▶ [What you will do]
Leave out the images and repeat the listing below without a single change.

▶ [Given records]
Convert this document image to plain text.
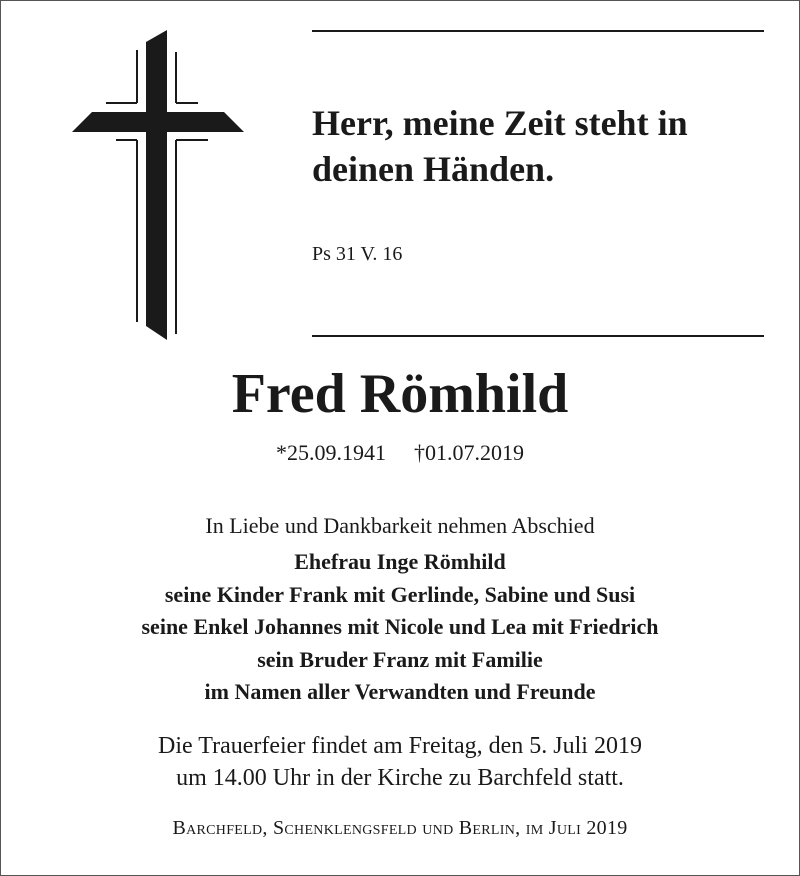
Herr, meine Zeit steht in
deinen Händen.
Ps 31 V. 16
Fred Römhild
*25.09.1941 †01.07.2019
In Liebe und Dankbarkeit nehmen Abschied
Ehefrau Inge Römhild
seine Kinder Frank mit Gerlinde, Sabine und Susi
seine Enkel Johannes mit Nicole und Lea mit Friedrich
sein Bruder Franz mit Familie
im Namen aller Verwandten und Freunde
Die Trauerfeier findet am Freitag, den 5. Juli 2019
um 14.00 Uhr in der Kirche zu Barchfeld statt.
Barchfeld, Schenklengsfeld und Berlin, im Juli 2019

▶ [Full solution]
Convert this document image to plain text.
Herr, meine Zeit steht in
deinen Händen.
Ps 31 V. 16
Fred Römhild
*25.09.1941 †01.07.2019
In Liebe und Dankbarkeit nehmen Abschied
Ehefrau Inge Römhild
seine Kinder Frank mit Gerlinde, Sabine und Susi
seine Enkel Johannes mit Nicole und Lea mit Friedrich
sein Bruder Franz mit Familie
im Namen aller Verwandten und Freunde
Die Trauerfeier findet am Freitag, den 5. Juli 2019
um 14.00 Uhr in der Kirche zu Barchfeld statt.
Barchfeld, Schenklengsfeld und Berlin, im Juli 2019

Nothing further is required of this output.